# What you will do:
The records that follow must be reproduced in full, exactly as written.

# Material provided:
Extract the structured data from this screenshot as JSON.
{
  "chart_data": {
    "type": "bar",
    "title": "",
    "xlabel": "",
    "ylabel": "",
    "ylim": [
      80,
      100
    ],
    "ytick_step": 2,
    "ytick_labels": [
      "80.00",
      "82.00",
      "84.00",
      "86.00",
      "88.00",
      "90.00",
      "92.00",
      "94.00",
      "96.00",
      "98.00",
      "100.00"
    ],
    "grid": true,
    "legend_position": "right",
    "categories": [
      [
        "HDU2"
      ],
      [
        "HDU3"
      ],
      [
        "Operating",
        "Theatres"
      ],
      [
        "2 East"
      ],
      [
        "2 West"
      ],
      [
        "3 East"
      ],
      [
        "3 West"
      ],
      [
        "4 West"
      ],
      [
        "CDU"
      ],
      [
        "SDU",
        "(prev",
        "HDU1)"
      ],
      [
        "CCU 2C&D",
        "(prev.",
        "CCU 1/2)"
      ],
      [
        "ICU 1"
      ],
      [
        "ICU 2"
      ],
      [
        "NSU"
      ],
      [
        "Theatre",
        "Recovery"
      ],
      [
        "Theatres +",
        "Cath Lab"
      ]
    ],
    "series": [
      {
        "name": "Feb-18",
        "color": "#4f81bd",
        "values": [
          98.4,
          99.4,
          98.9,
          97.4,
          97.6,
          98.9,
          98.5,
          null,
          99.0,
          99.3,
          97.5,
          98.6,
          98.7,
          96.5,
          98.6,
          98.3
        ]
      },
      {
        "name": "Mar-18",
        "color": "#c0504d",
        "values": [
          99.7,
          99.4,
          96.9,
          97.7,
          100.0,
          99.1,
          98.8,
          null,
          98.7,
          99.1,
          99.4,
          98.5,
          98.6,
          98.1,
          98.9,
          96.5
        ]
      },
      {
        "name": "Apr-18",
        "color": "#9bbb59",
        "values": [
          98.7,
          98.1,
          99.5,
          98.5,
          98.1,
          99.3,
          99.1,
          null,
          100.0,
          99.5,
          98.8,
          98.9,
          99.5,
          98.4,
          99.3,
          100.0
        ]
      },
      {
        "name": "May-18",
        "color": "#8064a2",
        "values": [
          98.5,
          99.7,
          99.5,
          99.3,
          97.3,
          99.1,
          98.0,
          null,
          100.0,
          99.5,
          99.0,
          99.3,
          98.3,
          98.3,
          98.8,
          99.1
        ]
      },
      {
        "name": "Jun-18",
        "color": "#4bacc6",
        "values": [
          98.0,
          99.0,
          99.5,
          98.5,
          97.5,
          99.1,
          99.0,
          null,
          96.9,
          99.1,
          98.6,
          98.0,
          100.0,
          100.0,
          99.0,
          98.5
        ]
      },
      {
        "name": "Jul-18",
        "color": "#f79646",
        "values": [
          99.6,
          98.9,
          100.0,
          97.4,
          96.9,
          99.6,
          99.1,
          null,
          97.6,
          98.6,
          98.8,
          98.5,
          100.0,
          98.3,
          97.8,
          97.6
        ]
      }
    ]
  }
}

# Answer to the problem:
Extract the structured data from this screenshot as JSON.
{
  "chart_data": {
    "type": "bar",
    "title": "",
    "xlabel": "",
    "ylabel": "",
    "ylim": [
      80,
      100
    ],
    "ytick_step": 2,
    "ytick_labels": [
      "80.00",
      "82.00",
      "84.00",
      "86.00",
      "88.00",
      "90.00",
      "92.00",
      "94.00",
      "96.00",
      "98.00",
      "100.00"
    ],
    "grid": true,
    "legend_position": "right",
    "categories": [
      [
        "HDU2"
      ],
      [
        "HDU3"
      ],
      [
        "Operating",
        "Theatres"
      ],
      [
        "2 East"
      ],
      [
        "2 West"
      ],
      [
        "3 East"
      ],
      [
        "3 West"
      ],
      [
        "4 West"
      ],
      [
        "CDU"
      ],
      [
        "SDU",
        "(prev",
        "HDU1)"
      ],
      [
        "CCU 2C&D",
        "(prev.",
        "CCU 1/2)"
      ],
      [
        "ICU 1"
      ],
      [
        "ICU 2"
      ],
      [
        "NSU"
      ],
      [
        "Theatre",
        "Recovery"
      ],
      [
        "Theatres +",
        "Cath Lab"
      ]
    ],
    "series": [
      {
        "name": "Feb-18",
        "color": "#4f81bd",
        "values": [
          98.4,
          99.4,
          98.9,
          97.4,
          97.6,
          98.9,
          98.5,
          null,
          99.0,
          99.3,
          97.5,
          98.6,
          98.7,
          96.5,
          98.6,
          98.3
        ]
      },
      {
        "name": "Mar-18",
        "color": "#c0504d",
        "values": [
          99.7,
          99.4,
          96.9,
          97.7,
          100.0,
          99.1,
          98.8,
          null,
          98.7,
          99.1,
          99.4,
          98.5,
          98.6,
          98.1,
          98.9,
          96.5
        ]
      },
      {
        "name": "Apr-18",
        "color": "#9bbb59",
        "values": [
          98.7,
          98.1,
          99.5,
          98.5,
          98.1,
          99.3,
          99.1,
          null,
          100.0,
          99.5,
          98.8,
          98.9,
          99.5,
          98.4,
          99.3,
          100.0
        ]
      },
      {
        "name": "May-18",
        "color": "#8064a2",
        "values": [
          98.5,
          99.7,
          99.5,
          99.3,
          97.3,
          99.1,
          98.0,
          null,
          100.0,
          99.5,
          99.0,
          99.3,
          98.3,
          98.3,
          98.8,
          99.1
        ]
      },
      {
        "name": "Jun-18",
        "color": "#4bacc6",
        "values": [
          98.0,
          99.0,
          99.5,
          98.5,
          97.5,
          99.1,
          99.0,
          null,
          96.9,
          99.1,
          98.6,
          98.0,
          100.0,
          100.0,
          99.0,
          98.5
        ]
      },
      {
        "name": "Jul-18",
        "color": "#f79646",
        "values": [
          99.6,
          98.9,
          100.0,
          97.4,
          96.9,
          99.6,
          99.1,
          null,
          97.6,
          98.6,
          98.8,
          98.5,
          100.0,
          98.3,
          97.8,
          97.6
        ]
      }
    ]
  }
}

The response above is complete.